• **To do**: Copy out each line below that has the word "llegadas" in it.

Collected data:
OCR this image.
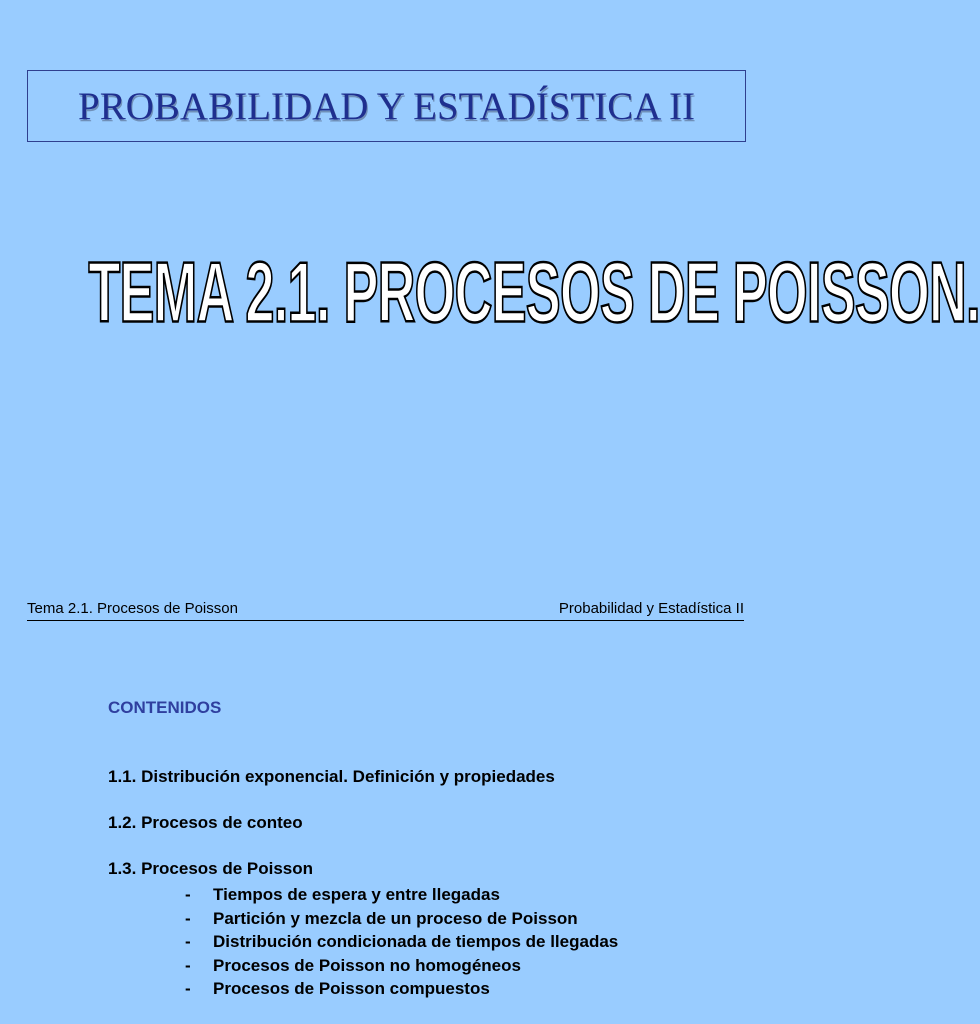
PROBABILIDAD Y ESTADÍSTICA II
TEMA 2.1. PROCESOS DE POISSON.
Tema 2.1. Procesos de Poisson	Probabilidad y Estadística II
CONTENIDOS
1.1. Distribución exponencial. Definición y propiedades
1.2. Procesos de conteo
1.3. Procesos de Poisson
-	Tiempos de espera y entre llegadas
-	Partición y mezcla de un proceso de Poisson
-	Distribución condicionada de tiempos de llegadas
-	Procesos de Poisson no homogéneos
-	Procesos de Poisson compuestos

• **Solution to this exercise**:
-	Tiempos de espera y entre llegadas
-	Distribución condicionada de tiempos de llegadas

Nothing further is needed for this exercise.